• What to produce: Write out the complete material exactly as it stands.

• Listed entries:

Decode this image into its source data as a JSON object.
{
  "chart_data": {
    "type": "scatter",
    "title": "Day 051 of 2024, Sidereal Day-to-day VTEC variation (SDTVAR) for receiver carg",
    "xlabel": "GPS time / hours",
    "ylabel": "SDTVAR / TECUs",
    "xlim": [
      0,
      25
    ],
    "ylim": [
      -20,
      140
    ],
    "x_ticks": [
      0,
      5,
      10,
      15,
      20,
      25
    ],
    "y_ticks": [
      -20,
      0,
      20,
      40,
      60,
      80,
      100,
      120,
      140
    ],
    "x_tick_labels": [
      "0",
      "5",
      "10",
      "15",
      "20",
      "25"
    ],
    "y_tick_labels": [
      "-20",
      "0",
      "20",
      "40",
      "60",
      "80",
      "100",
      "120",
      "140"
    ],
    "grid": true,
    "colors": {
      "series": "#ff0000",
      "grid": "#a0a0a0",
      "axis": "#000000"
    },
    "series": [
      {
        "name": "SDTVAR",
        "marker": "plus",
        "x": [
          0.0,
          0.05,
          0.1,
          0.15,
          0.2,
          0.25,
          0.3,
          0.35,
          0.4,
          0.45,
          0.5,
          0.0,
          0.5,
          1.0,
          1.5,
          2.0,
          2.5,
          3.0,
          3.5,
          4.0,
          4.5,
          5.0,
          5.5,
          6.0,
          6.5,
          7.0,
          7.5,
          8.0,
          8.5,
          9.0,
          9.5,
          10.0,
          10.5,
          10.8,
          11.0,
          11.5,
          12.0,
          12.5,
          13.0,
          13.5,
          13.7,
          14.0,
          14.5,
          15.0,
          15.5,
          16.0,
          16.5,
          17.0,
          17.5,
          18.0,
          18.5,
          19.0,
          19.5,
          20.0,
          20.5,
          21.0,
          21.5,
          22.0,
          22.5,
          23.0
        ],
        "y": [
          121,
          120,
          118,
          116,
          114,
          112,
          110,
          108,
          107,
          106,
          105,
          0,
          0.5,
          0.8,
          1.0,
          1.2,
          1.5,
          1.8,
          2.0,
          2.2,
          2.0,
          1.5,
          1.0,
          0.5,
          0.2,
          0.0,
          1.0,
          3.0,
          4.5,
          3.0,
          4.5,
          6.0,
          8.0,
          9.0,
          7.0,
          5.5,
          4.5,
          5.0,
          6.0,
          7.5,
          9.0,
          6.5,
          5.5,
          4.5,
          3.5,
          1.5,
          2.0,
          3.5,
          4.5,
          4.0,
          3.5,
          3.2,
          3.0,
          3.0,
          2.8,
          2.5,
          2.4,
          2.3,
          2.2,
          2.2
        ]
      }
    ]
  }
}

• Output of the exercise:
Decode this image into its source data as a JSON object.
{
  "chart_data": {
    "type": "scatter",
    "title": "Day 051 of 2024, Sidereal Day-to-day VTEC variation (SDTVAR) for receiver carg",
    "xlabel": "GPS time / hours",
    "ylabel": "SDTVAR / TECUs",
    "xlim": [
      0,
      25
    ],
    "ylim": [
      -20,
      140
    ],
    "x_ticks": [
      0,
      5,
      10,
      15,
      20,
      25
    ],
    "y_ticks": [
      -20,
      0,
      20,
      40,
      60,
      80,
      100,
      120,
      140
    ],
    "x_tick_labels": [
      "0",
      "5",
      "10",
      "15",
      "20",
      "25"
    ],
    "y_tick_labels": [
      "-20",
      "0",
      "20",
      "40",
      "60",
      "80",
      "100",
      "120",
      "140"
    ],
    "grid": true,
    "colors": {
      "series": "#ff0000",
      "grid": "#a0a0a0",
      "axis": "#000000"
    },
    "series": [
      {
        "name": "SDTVAR",
        "marker": "plus",
        "x": [
          0.0,
          0.05,
          0.1,
          0.15,
          0.2,
          0.25,
          0.3,
          0.35,
          0.4,
          0.45,
          0.5,
          0.0,
          0.5,
          1.0,
          1.5,
          2.0,
          2.5,
          3.0,
          3.5,
          4.0,
          4.5,
          5.0,
          5.5,
          6.0,
          6.5,
          7.0,
          7.5,
          8.0,
          8.5,
          9.0,
          9.5,
          10.0,
          10.5,
          10.8,
          11.0,
          11.5,
          12.0,
          12.5,
          13.0,
          13.5,
          13.7,
          14.0,
          14.5,
          15.0,
          15.5,
          16.0,
          16.5,
          17.0,
          17.5,
          18.0,
          18.5,
          19.0,
          19.5,
          20.0,
          20.5,
          21.0,
          21.5,
          22.0,
          22.5,
          23.0
        ],
        "y": [
          121,
          120,
          118,
          116,
          114,
          112,
          110,
          108,
          107,
          106,
          105,
          0,
          0.5,
          0.8,
          1.0,
          1.2,
          1.5,
          1.8,
          2.0,
          2.2,
          2.0,
          1.5,
          1.0,
          0.5,
          0.2,
          0.0,
          1.0,
          3.0,
          4.5,
          3.0,
          4.5,
          6.0,
          8.0,
          9.0,
          7.0,
          5.5,
          4.5,
          5.0,
          6.0,
          7.5,
          9.0,
          6.5,
          5.5,
          4.5,
          3.5,
          1.5,
          2.0,
          3.5,
          4.5,
          4.0,
          3.5,
          3.2,
          3.0,
          3.0,
          2.8,
          2.5,
          2.4,
          2.3,
          2.2,
          2.2
        ]
      }
    ]
  }
}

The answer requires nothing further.